#### [What is needed]
Word for word, copy all the data and drop the pictures.
____________
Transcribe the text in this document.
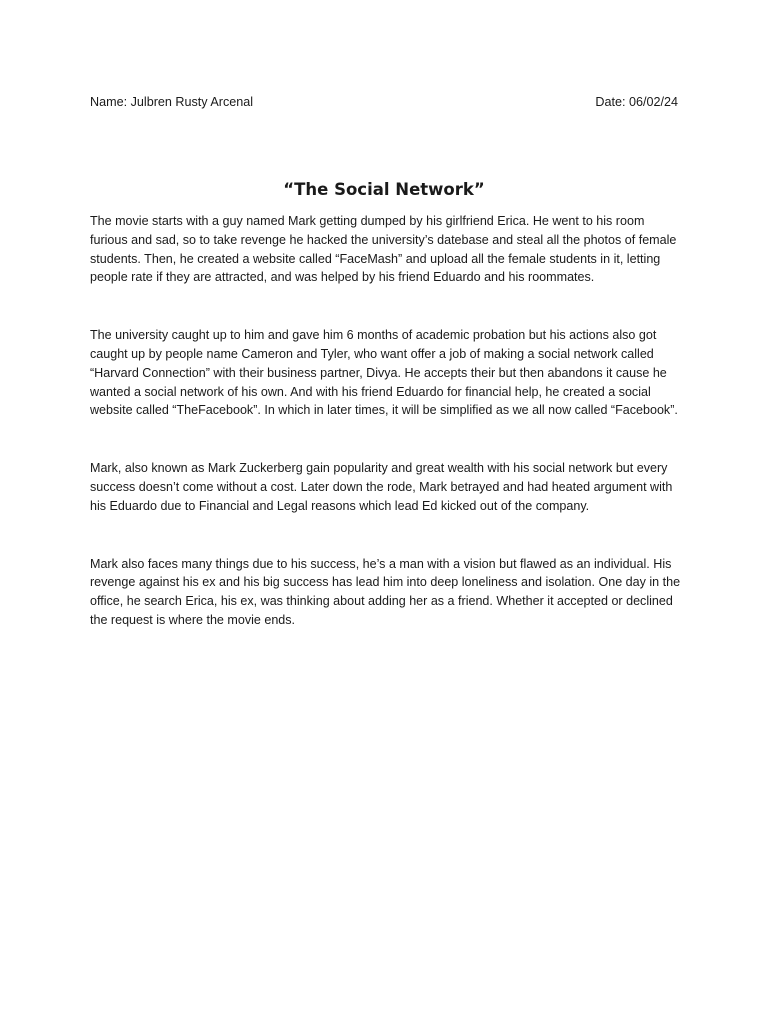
Name: Julbren Rusty Arcenal	Date: 06/02/24
“The Social Network”

The movie starts with a guy named Mark getting dumped by his girlfriend Erica. He went to his room furious and sad, so to take revenge he hacked the university’s datebase and steal all the photos of female students. Then, he created a website called “FaceMash” and upload all the female students in it, letting people rate if they are attracted, and was helped by his friend Eduardo and his roommates.

The university caught up to him and gave him 6 months of academic probation but his actions also got caught up by people name Cameron and Tyler, who want offer a job of making a social network called “Harvard Connection” with their business partner, Divya. He accepts their but then abandons it cause he wanted a social network of his own. And with his friend Eduardo for financial help, he created a social website called “TheFacebook”. In which in later times, it will be simplified as we all now called “Facebook”.

Mark, also known as Mark Zuckerberg gain popularity and great wealth with his social network but every success doesn’t come without a cost. Later down the rode, Mark betrayed and had heated argument with his Eduardo due to Financial and Legal reasons which lead Ed kicked out of the company.

Mark also faces many things due to his success, he’s a man with a vision but flawed as an individual. His revenge against his ex and his big success has lead him into deep loneliness and isolation. One day in the office, he search Erica, his ex, was thinking about adding her as a friend. Whether it accepted or declined the request is where the movie ends.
____________
#### [In response]
Transcribe the text in this document.
Name: Julbren Rusty Arcenal	Date: 06/02/24
“The Social Network”

The movie starts with a guy named Mark getting dumped by his girlfriend Erica. He went to his room furious and sad, so to take revenge he hacked the university’s datebase and steal all the photos of female students. Then, he created a website called “FaceMash” and upload all the female students in it, letting people rate if they are attracted, and was helped by his friend Eduardo and his roommates.

The university caught up to him and gave him 6 months of academic probation but his actions also got caught up by people name Cameron and Tyler, who want offer a job of making a social network called “Harvard Connection” with their business partner, Divya. He accepts their but then abandons it cause he wanted a social network of his own. And with his friend Eduardo for financial help, he created a social website called “TheFacebook”. In which in later times, it will be simplified as we all now called “Facebook”.

Mark, also known as Mark Zuckerberg gain popularity and great wealth with his social network but every success doesn’t come without a cost. Later down the rode, Mark betrayed and had heated argument with his Eduardo due to Financial and Legal reasons which lead Ed kicked out of the company.

Mark also faces many things due to his success, he’s a man with a vision but flawed as an individual. His revenge against his ex and his big success has lead him into deep loneliness and isolation. One day in the office, he search Erica, his ex, was thinking about adding her as a friend. Whether it accepted or declined the request is where the movie ends.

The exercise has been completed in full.